Document text
╭──
1485. Robert Southey to Charles Watkin Williams Wynn, [July/August 1808] *
My dear Wynn
Whenever the encouragement of literature is talked of again in the House. I should think a motion for letting Proof-Sheets pass as franks would not be opposed, – xxxxx xxxxxx xxx xxxxxx xxxxxx xxxxxx xxxxx xxxxxxxxxx xxxx, they cannot produce 100 £ a year to the Post Office, – probably not half the sum, – but it is a tax of some weight on the few individuals whom it affects – & a good deal of inconvenience is occasioned to the Printers by waiting for franks, while their presses stand still. Few persons have greater facilities for geting franks than myself, yet the proofs which are without them, & those which are over weight from being damp, or <which are> misdated, do not cost me less than 30/ shillings, a year. – The proofs of Madoc cost me 50s – rather too much out of five & twenty pounds profit.
I have by me Bishop Lavingtons tracts concerning the Moravians, – & as I can in great part vouch for the accuracy of his Catholick references there seems no reason to suspect him in xxx the others.  At first these tracts left upon my mind the same impression which has been made upon yours, .. nor have I any doubt that Zinzendorff  was altogether a designing man, & that the absurdities & obscenities charged upon them in their outset are in the main true. But it is so in the beginning of all sects, & it seems to be th a regular part of the process of fanaticism. Devotion borrows its language from carnal love, this is natural xx enough, .. & the consequences are natural enough <also> when one who is more known than enthusiast begins to talk out of Solomons Song to a sister in the spirit. But this sort of leaven soon purges off, – the fermentation ceases, & the liquor first becomes fine, then vapid, – & at last you come to the dregs. Moravianism is in its second stage: its few proselytes fall silently in, led by conviction <solitary> thought & conviction, not hurried on by contagious feelings, – & the main body of its members have been born within the pale of <the> society. They do not live up to the rigours of their institutions in England, – even here however it is certain that they are a respectable & respected people: & as missionaries they are meritorious beyond all others. No people but the Quakers understand how to communicate Xtianity so well & the Quakers are only beginning, whereas the Moravians have for half a century been labouring in the vineyard. Krantz’s Hist. of the what they have done in Greenland  is a most valuable book – there is also a Hist. of their American missions which I want to get.  Among the Hottentots  they are doing much good. – The best account of the society as it exists here, is to be found I believe in a novel called Wanley-Penson,  a great deal concerning their early history in England is to be found in Wesleys Journals.  He was at one time closely connected with them, – but as there could not be two Popes, a seperation unluckily took place. I say unluckily, because Methodism is far the worst system of the two.
╰──
Dataset section
╭──
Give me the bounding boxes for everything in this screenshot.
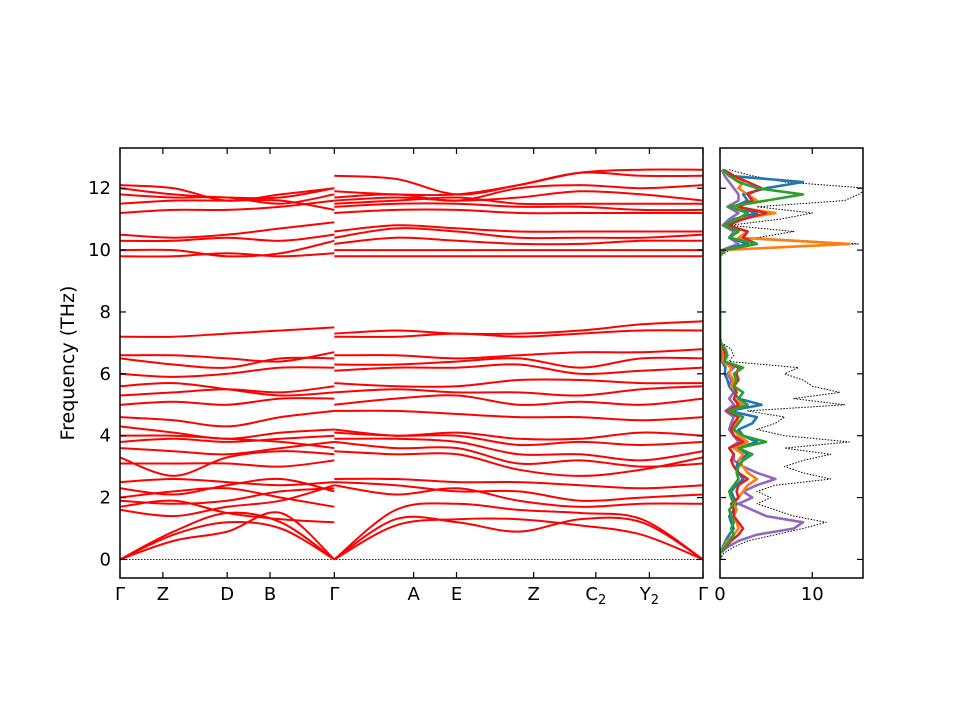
╰──
Tasks to complete
1. Edit the Southey letter to Wynn from the words "1485. Robert Southey" through the words "twenty pounds profit.", changing "Post Office" to "General Post Office".
2. Shorten the paragraph of Southey's letter to Wynn that begins "Whenever the encouragement of literature", keeping its main facts.
3. Write what comes next in Southey's letter to Wynn after its last sentence.

Written responses
1.
1485. Robert Southey to Charles Watkin Williams Wynn, [July/August 1808] *
My dear Wynn
Whenever the encouragement of literature is talked of again in the House. I should think a motion for letting Proof-Sheets pass as franks would not be opposed, – xxxxx xxxxxx xxx xxxxxx xxxxxx xxxxxx xxxxx xxxxxxxxxx xxxx, they cannot produce 100 £ a year to the General Post Office, – probably not half the sum, – but it is a tax of some weight on the few individuals whom it affects – & a good deal of inconvenience is occasioned to the Printers by waiting for franks, while their presses stand still. Few persons have greater facilities for geting franks than myself, yet the proofs which are without them, & those which are over weight from being damp, or <which are> misdated, do not cost me less than 30/ shillings, a year. – The proofs of Madoc cost me 50s – rather too much out of five & twenty pounds profit.

2. Southey suggests that when the encouragement of literature next comes up in the House, a motion to let proof-sheets pass as franks would likely meet no opposition. Such proofs could not bring the Post Office £100 a year, probably not half that. Still, the charge weighs on the few people it affects, and printers lose time waiting for franks while their presses stand idle. Even with his easy access to franks, Southey pays 30 shillings a year for proofs that are unfranked, overweight from damp, or misdated. The proofs of Madoc cost him 50s out of a profit of twenty-five pounds.

3.
Who was it that sent Bligh out to Botany Bay?  – the only place in the world I grant you which is fit for him, – but not fit for him in the capacity in which he went out. If you have not read Collins’s Book,  I recommend you to get it before the business comes on in Parliament. It is unique in its kind, .. the minute history of a colony during the first years of difficulty & distress. There was one man in power there precisely fit for his situation – Governor King: & if it had been possible to induce him to stay here, Governor he ought to have been for life, with discretionary powers.  But really when such a wretch as Bligh is sent out with in such a capacity, if there was any punishment to be inflicted for mismanagement, it ought to fall upon those who appointed him. It was as certain that he would do mischief, as it is that if a spark falls among gunpowder an explosion must follow. – One thing is plain respecting the colony, & that is that no more convicts ought to be sent to the establishments already made. Send them to new settlements, & let the old ones purify, at present the strata of vice is perpetually renewed. Instead of doing this – the fresh convicts should be sent at once to new points along the coast, for new settlements must necessarily consume men, & these are the men who are fit to be consumed.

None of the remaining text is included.